▶ _Task prompt_
Retype everything in the listing, leaving each line exactly as it is.

(Collection entries)
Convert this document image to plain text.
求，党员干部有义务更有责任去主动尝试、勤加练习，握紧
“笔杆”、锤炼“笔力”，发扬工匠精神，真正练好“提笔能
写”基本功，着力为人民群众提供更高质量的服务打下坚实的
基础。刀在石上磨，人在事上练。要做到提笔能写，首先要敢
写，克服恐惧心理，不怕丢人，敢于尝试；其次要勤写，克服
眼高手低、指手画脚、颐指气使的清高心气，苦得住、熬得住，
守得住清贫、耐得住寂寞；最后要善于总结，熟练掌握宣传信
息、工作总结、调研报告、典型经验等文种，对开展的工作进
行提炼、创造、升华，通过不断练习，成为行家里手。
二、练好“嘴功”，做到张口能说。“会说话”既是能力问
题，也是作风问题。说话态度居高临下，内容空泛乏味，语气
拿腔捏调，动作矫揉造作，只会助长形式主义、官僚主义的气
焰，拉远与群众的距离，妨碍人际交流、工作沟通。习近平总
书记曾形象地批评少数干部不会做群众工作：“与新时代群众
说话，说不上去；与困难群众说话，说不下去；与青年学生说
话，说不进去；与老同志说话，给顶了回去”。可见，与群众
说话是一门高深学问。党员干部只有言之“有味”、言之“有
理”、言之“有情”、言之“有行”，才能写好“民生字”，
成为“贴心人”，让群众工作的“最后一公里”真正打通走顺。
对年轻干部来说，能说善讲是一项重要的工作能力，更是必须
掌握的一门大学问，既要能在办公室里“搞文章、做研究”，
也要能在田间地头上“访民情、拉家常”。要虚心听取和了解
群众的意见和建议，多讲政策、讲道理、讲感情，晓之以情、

▶ _Response for this exercise_
Convert this document image to plain text.
求，党员干部有义务更有责任去主动尝试、勤加练习，握紧
“笔杆”、锤炼“笔力”，发扬工匠精神，真正练好“提笔能
写”基本功，着力为人民群众提供更高质量的服务打下坚实的
基础。刀在石上磨，人在事上练。要做到提笔能写，首先要敢
写，克服恐惧心理，不怕丢人，敢于尝试；其次要勤写，克服
眼高手低、指手画脚、颐指气使的清高心气，苦得住、熬得住，
守得住清贫、耐得住寂寞；最后要善于总结，熟练掌握宣传信
息、工作总结、调研报告、典型经验等文种，对开展的工作进
行提炼、创造、升华，通过不断练习，成为行家里手。
二、练好“嘴功”，做到张口能说。“会说话”既是能力问
题，也是作风问题。说话态度居高临下，内容空泛乏味，语气
拿腔捏调，动作矫揉造作，只会助长形式主义、官僚主义的气
焰，拉远与群众的距离，妨碍人际交流、工作沟通。习近平总
书记曾形象地批评少数干部不会做群众工作：“与新时代群众
说话，说不上去；与困难群众说话，说不下去；与青年学生说
话，说不进去；与老同志说话，给顶了回去”。可见，与群众
说话是一门高深学问。党员干部只有言之“有味”、言之“有
理”、言之“有情”、言之“有行”，才能写好“民生字”，
成为“贴心人”，让群众工作的“最后一公里”真正打通走顺。
对年轻干部来说，能说善讲是一项重要的工作能力，更是必须
掌握的一门大学问，既要能在办公室里“搞文章、做研究”，
也要能在田间地头上“访民情、拉家常”。要虚心听取和了解
群众的意见和建议，多讲政策、讲道理、讲感情，晓之以情、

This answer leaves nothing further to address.